======== Dataset records

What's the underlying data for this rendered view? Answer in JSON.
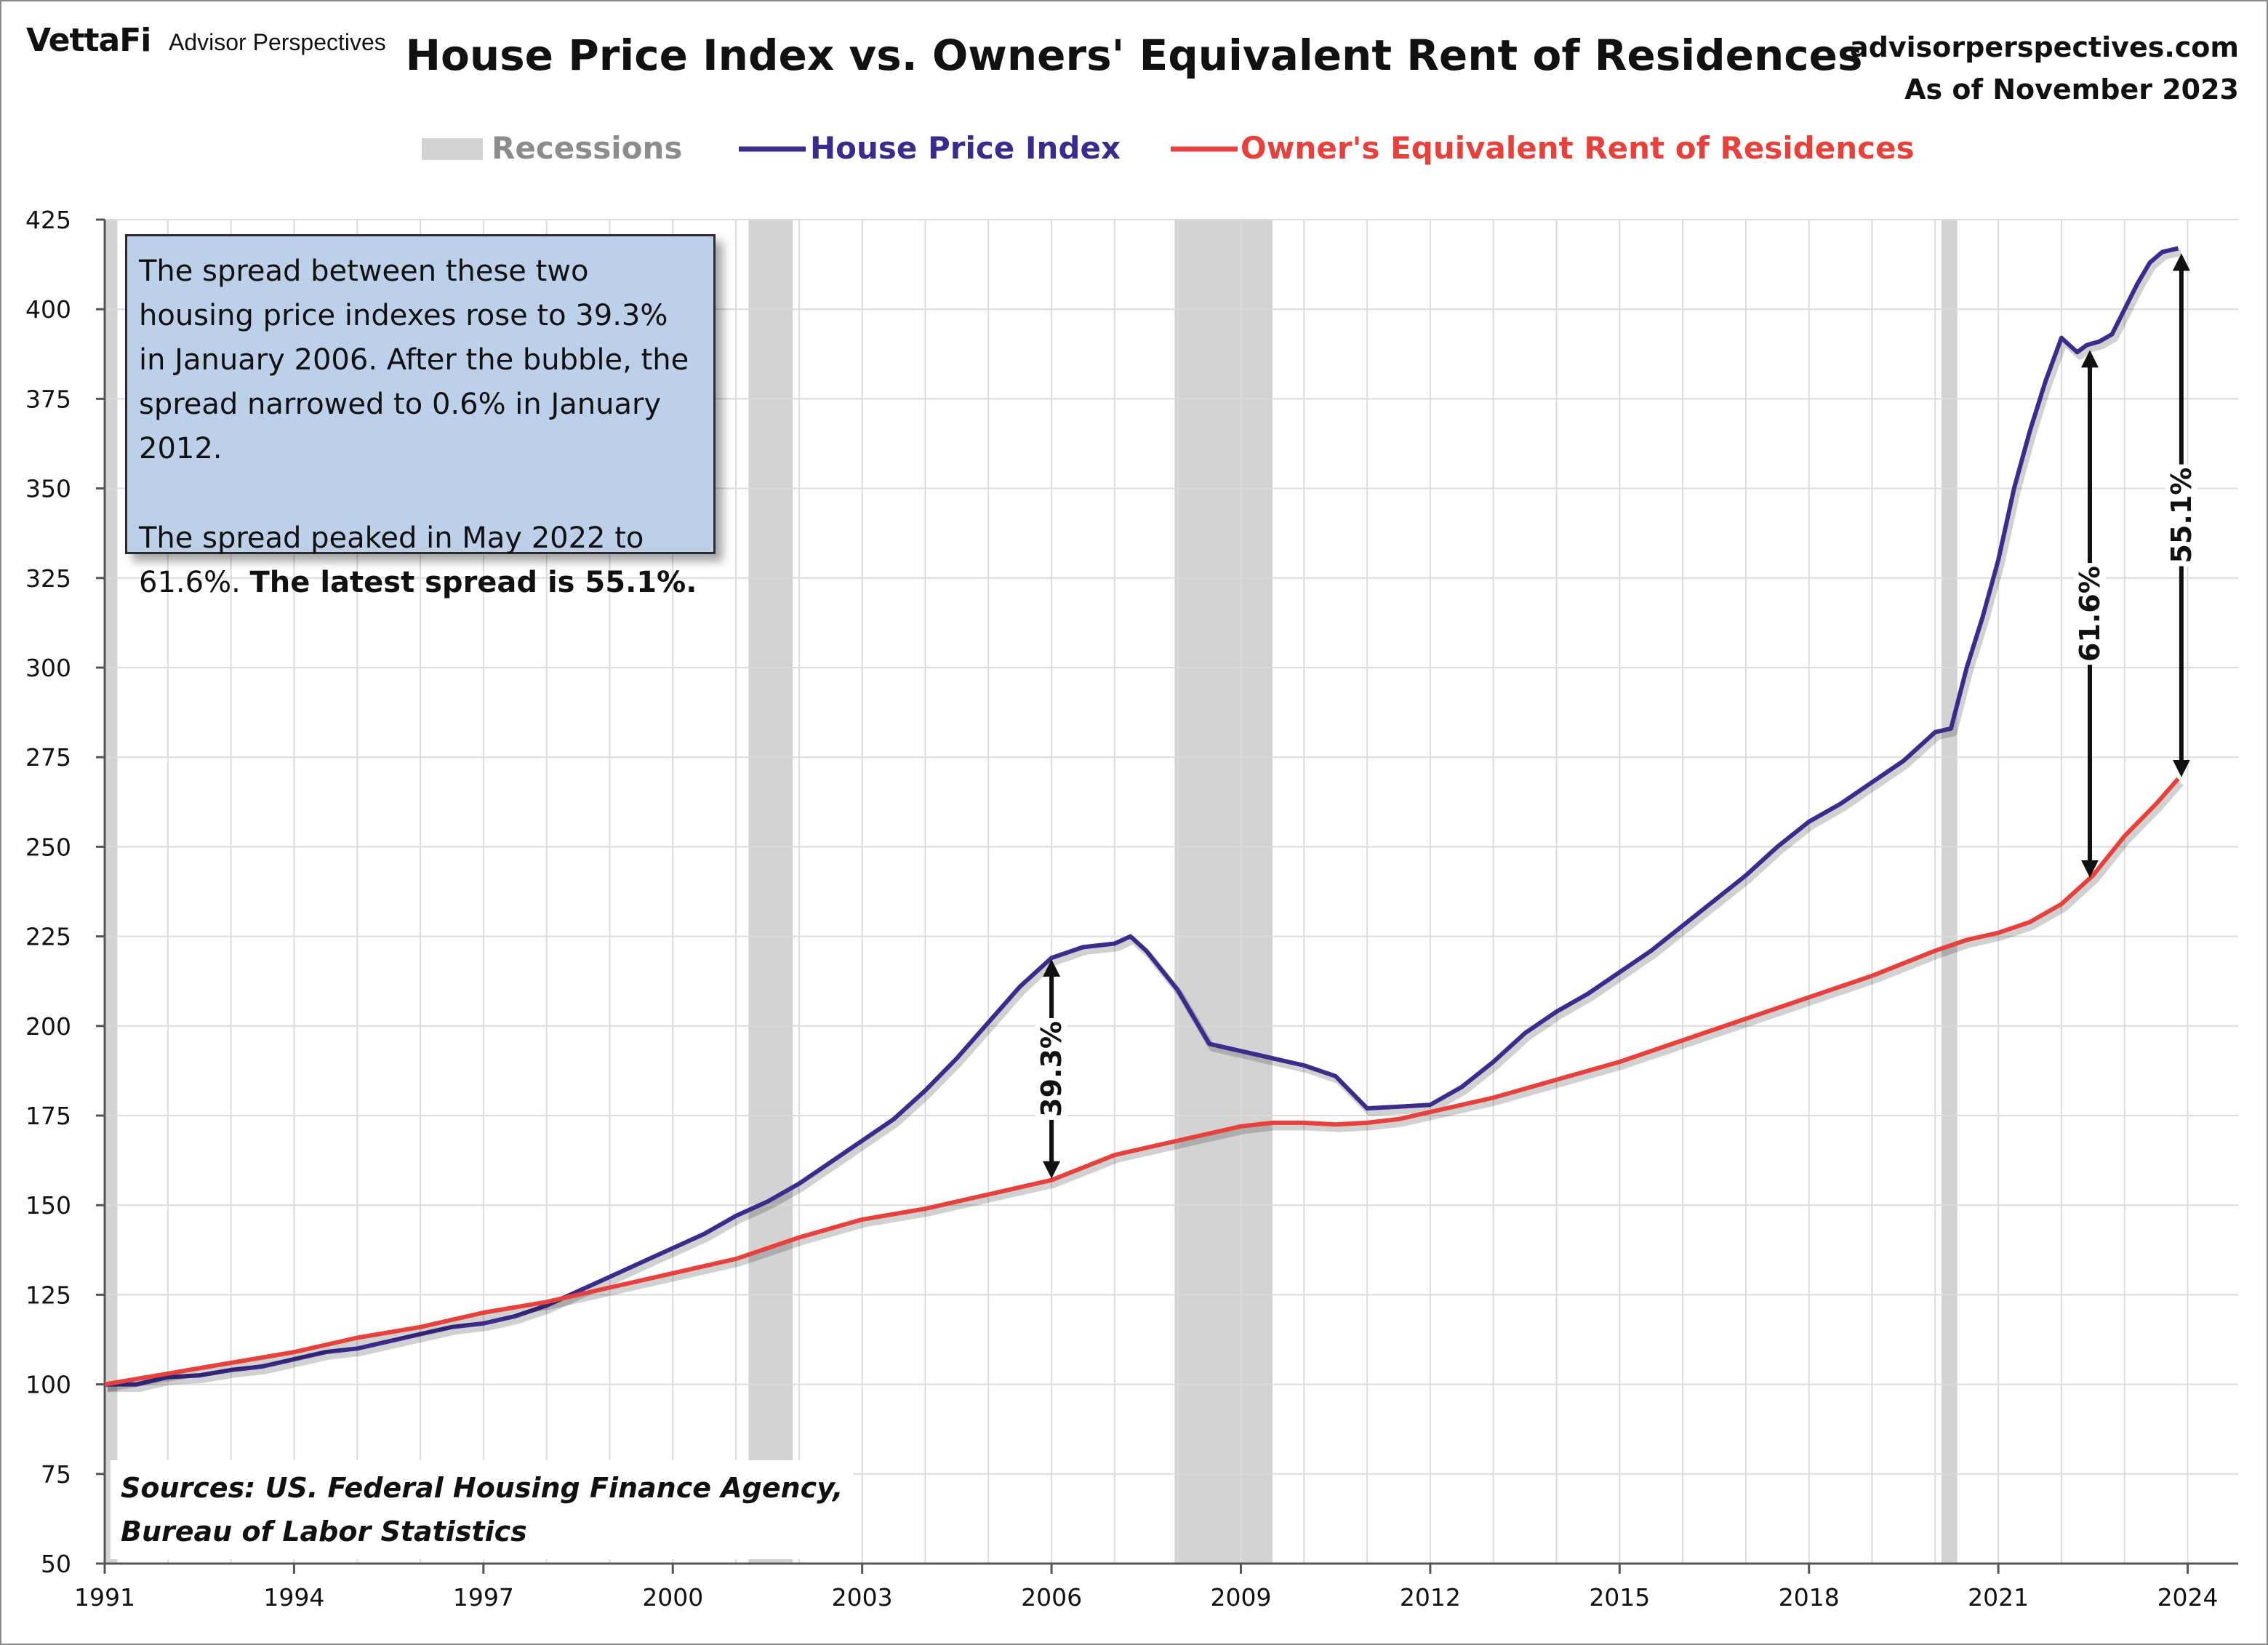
{
  "header": {
    "brand": "VettaFi",
    "brand_sub": "Advisor Perspectives",
    "title": "House Price Index vs. Owners' Equivalent Rent of Residences",
    "site": "advisorperspectives.com",
    "as_of": "As of November 2023"
  },
  "legend": {
    "recessions": "Recessions",
    "hpi": "House Price Index",
    "oer": "Owner's Equivalent Rent of Residences"
  },
  "colors": {
    "hpi": "#3b2b8c",
    "oer": "#e8413c",
    "recession": "#d3d3d3",
    "grid": "#dcdcdc",
    "annotation_bg": "#bdd0ea"
  },
  "annotation": {
    "line1": "The spread between these two housing price indexes rose to 39.3% in January 2006. After the bubble, the spread narrowed to 0.6% in January 2012.",
    "line2_plain": "The spread peaked in May 2022 to 61.6%. ",
    "line2_bold": "The latest spread is 55.1%."
  },
  "sources": {
    "line1": "Sources: US. Federal Housing Finance Agency,",
    "line2": "Bureau of Labor Statistics"
  },
  "chart_data": {
    "type": "line",
    "title": "House Price Index vs. Owners' Equivalent Rent of Residences",
    "xlabel": "",
    "ylabel": "",
    "xlim": [
      1991,
      2024.8
    ],
    "ylim": [
      50,
      425
    ],
    "x_ticks": [
      1991,
      1994,
      1997,
      2000,
      2003,
      2006,
      2009,
      2012,
      2015,
      2018,
      2021,
      2024
    ],
    "y_ticks": [
      50,
      75,
      100,
      125,
      150,
      175,
      200,
      225,
      250,
      275,
      300,
      325,
      350,
      375,
      400,
      425
    ],
    "recessions": [
      [
        1991.0,
        1991.2
      ],
      [
        2001.2,
        2001.9
      ],
      [
        2007.95,
        2009.5
      ],
      [
        2020.1,
        2020.35
      ]
    ],
    "series": [
      {
        "name": "House Price Index",
        "x": [
          1991.0,
          1991.5,
          1992.0,
          1992.5,
          1993.0,
          1993.5,
          1994.0,
          1994.5,
          1995.0,
          1995.5,
          1996.0,
          1996.5,
          1997.0,
          1997.5,
          1998.0,
          1998.5,
          1999.0,
          1999.5,
          2000.0,
          2000.5,
          2001.0,
          2001.5,
          2002.0,
          2002.5,
          2003.0,
          2003.5,
          2004.0,
          2004.5,
          2005.0,
          2005.5,
          2006.0,
          2006.5,
          2007.0,
          2007.25,
          2007.5,
          2008.0,
          2008.5,
          2009.0,
          2009.25,
          2009.5,
          2010.0,
          2010.5,
          2011.0,
          2011.5,
          2012.0,
          2012.5,
          2013.0,
          2013.5,
          2014.0,
          2014.5,
          2015.0,
          2015.5,
          2016.0,
          2016.5,
          2017.0,
          2017.5,
          2018.0,
          2018.5,
          2019.0,
          2019.5,
          2020.0,
          2020.25,
          2020.5,
          2020.75,
          2021.0,
          2021.25,
          2021.5,
          2021.75,
          2022.0,
          2022.25,
          2022.4,
          2022.6,
          2022.8,
          2023.0,
          2023.2,
          2023.4,
          2023.6,
          2023.85
        ],
        "values": [
          100,
          100,
          102,
          102.5,
          104,
          105,
          107,
          109,
          110,
          112,
          114,
          116,
          117,
          119,
          122,
          126,
          130,
          134,
          138,
          142,
          147,
          151,
          156,
          162,
          168,
          174,
          182,
          191,
          201,
          211,
          219,
          222,
          223,
          225,
          221,
          210,
          195,
          193,
          192,
          191,
          189,
          186,
          177,
          177.5,
          178,
          183,
          190,
          198,
          204,
          209,
          215,
          221,
          228,
          235,
          242,
          250,
          257,
          262,
          268,
          274,
          282,
          283,
          300,
          314,
          330,
          350,
          366,
          380,
          392,
          388,
          390,
          391,
          393,
          400,
          407,
          413,
          416,
          417
        ]
      },
      {
        "name": "Owner's Equivalent Rent of Residences",
        "x": [
          1991.0,
          1992.0,
          1993.0,
          1994.0,
          1995.0,
          1996.0,
          1997.0,
          1998.0,
          1999.0,
          2000.0,
          2001.0,
          2002.0,
          2003.0,
          2004.0,
          2005.0,
          2006.0,
          2007.0,
          2008.0,
          2009.0,
          2009.5,
          2010.0,
          2010.5,
          2011.0,
          2011.5,
          2012.0,
          2013.0,
          2014.0,
          2015.0,
          2016.0,
          2017.0,
          2018.0,
          2019.0,
          2020.0,
          2020.5,
          2021.0,
          2021.5,
          2022.0,
          2022.5,
          2023.0,
          2023.5,
          2023.85
        ],
        "values": [
          100,
          103,
          106,
          109,
          113,
          116,
          120,
          123,
          127,
          131,
          135,
          141,
          146,
          149,
          153,
          157,
          164,
          168,
          172,
          173,
          173,
          172.5,
          173,
          174,
          176,
          180,
          185,
          190,
          196,
          202,
          208,
          214,
          221,
          224,
          226,
          229,
          234,
          242,
          253,
          262,
          269
        ]
      }
    ],
    "spreads": [
      {
        "label": "39.3%",
        "x": 2006.0,
        "y_top": 219,
        "y_bottom": 157
      },
      {
        "label": "61.6%",
        "x": 2022.45,
        "y_top": 389,
        "y_bottom": 241
      },
      {
        "label": "55.1%",
        "x": 2023.9,
        "y_top": 416,
        "y_bottom": 269
      }
    ]
  }
}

================

What the task asks: Exactly as written, return every line of the listing, but not the pictures.

Exercise response:
What's the underlying data for this rendered view? Answer in JSON.
{
  "header": {
    "brand": "VettaFi",
    "brand_sub": "Advisor Perspectives",
    "title": "House Price Index vs. Owners' Equivalent Rent of Residences",
    "site": "advisorperspectives.com",
    "as_of": "As of November 2023"
  },
  "legend": {
    "recessions": "Recessions",
    "hpi": "House Price Index",
    "oer": "Owner's Equivalent Rent of Residences"
  },
  "colors": {
    "hpi": "#3b2b8c",
    "oer": "#e8413c",
    "recession": "#d3d3d3",
    "grid": "#dcdcdc",
    "annotation_bg": "#bdd0ea"
  },
  "annotation": {
    "line1": "The spread between these two housing price indexes rose to 39.3% in January 2006. After the bubble, the spread narrowed to 0.6% in January 2012.",
    "line2_plain": "The spread peaked in May 2022 to 61.6%. ",
    "line2_bold": "The latest spread is 55.1%."
  },
  "sources": {
    "line1": "Sources: US. Federal Housing Finance Agency,",
    "line2": "Bureau of Labor Statistics"
  },
  "chart_data": {
    "type": "line",
    "title": "House Price Index vs. Owners' Equivalent Rent of Residences",
    "xlabel": "",
    "ylabel": "",
    "xlim": [
      1991,
      2024.8
    ],
    "ylim": [
      50,
      425
    ],
    "x_ticks": [
      1991,
      1994,
      1997,
      2000,
      2003,
      2006,
      2009,
      2012,
      2015,
      2018,
      2021,
      2024
    ],
    "y_ticks": [
      50,
      75,
      100,
      125,
      150,
      175,
      200,
      225,
      250,
      275,
      300,
      325,
      350,
      375,
      400,
      425
    ],
    "recessions": [
      [
        1991.0,
        1991.2
      ],
      [
        2001.2,
        2001.9
      ],
      [
        2007.95,
        2009.5
      ],
      [
        2020.1,
        2020.35
      ]
    ],
    "series": [
      {
        "name": "House Price Index",
        "x": [
          1991.0,
          1991.5,
          1992.0,
          1992.5,
          1993.0,
          1993.5,
          1994.0,
          1994.5,
          1995.0,
          1995.5,
          1996.0,
          1996.5,
          1997.0,
          1997.5,
          1998.0,
          1998.5,
          1999.0,
          1999.5,
          2000.0,
          2000.5,
          2001.0,
          2001.5,
          2002.0,
          2002.5,
          2003.0,
          2003.5,
          2004.0,
          2004.5,
          2005.0,
          2005.5,
          2006.0,
          2006.5,
          2007.0,
          2007.25,
          2007.5,
          2008.0,
          2008.5,
          2009.0,
          2009.25,
          2009.5,
          2010.0,
          2010.5,
          2011.0,
          2011.5,
          2012.0,
          2012.5,
          2013.0,
          2013.5,
          2014.0,
          2014.5,
          2015.0,
          2015.5,
          2016.0,
          2016.5,
          2017.0,
          2017.5,
          2018.0,
          2018.5,
          2019.0,
          2019.5,
          2020.0,
          2020.25,
          2020.5,
          2020.75,
          2021.0,
          2021.25,
          2021.5,
          2021.75,
          2022.0,
          2022.25,
          2022.4,
          2022.6,
          2022.8,
          2023.0,
          2023.2,
          2023.4,
          2023.6,
          2023.85
        ],
        "values": [
          100,
          100,
          102,
          102.5,
          104,
          105,
          107,
          109,
          110,
          112,
          114,
          116,
          117,
          119,
          122,
          126,
          130,
          134,
          138,
          142,
          147,
          151,
          156,
          162,
          168,
          174,
          182,
          191,
          201,
          211,
          219,
          222,
          223,
          225,
          221,
          210,
          195,
          193,
          192,
          191,
          189,
          186,
          177,
          177.5,
          178,
          183,
          190,
          198,
          204,
          209,
          215,
          221,
          228,
          235,
          242,
          250,
          257,
          262,
          268,
          274,
          282,
          283,
          300,
          314,
          330,
          350,
          366,
          380,
          392,
          388,
          390,
          391,
          393,
          400,
          407,
          413,
          416,
          417
        ]
      },
      {
        "name": "Owner's Equivalent Rent of Residences",
        "x": [
          1991.0,
          1992.0,
          1993.0,
          1994.0,
          1995.0,
          1996.0,
          1997.0,
          1998.0,
          1999.0,
          2000.0,
          2001.0,
          2002.0,
          2003.0,
          2004.0,
          2005.0,
          2006.0,
          2007.0,
          2008.0,
          2009.0,
          2009.5,
          2010.0,
          2010.5,
          2011.0,
          2011.5,
          2012.0,
          2013.0,
          2014.0,
          2015.0,
          2016.0,
          2017.0,
          2018.0,
          2019.0,
          2020.0,
          2020.5,
          2021.0,
          2021.5,
          2022.0,
          2022.5,
          2023.0,
          2023.5,
          2023.85
        ],
        "values": [
          100,
          103,
          106,
          109,
          113,
          116,
          120,
          123,
          127,
          131,
          135,
          141,
          146,
          149,
          153,
          157,
          164,
          168,
          172,
          173,
          173,
          172.5,
          173,
          174,
          176,
          180,
          185,
          190,
          196,
          202,
          208,
          214,
          221,
          224,
          226,
          229,
          234,
          242,
          253,
          262,
          269
        ]
      }
    ],
    "spreads": [
      {
        "label": "39.3%",
        "x": 2006.0,
        "y_top": 219,
        "y_bottom": 157
      },
      {
        "label": "61.6%",
        "x": 2022.45,
        "y_top": 389,
        "y_bottom": 241
      },
      {
        "label": "55.1%",
        "x": 2023.9,
        "y_top": 416,
        "y_bottom": 269
      }
    ]
  }
}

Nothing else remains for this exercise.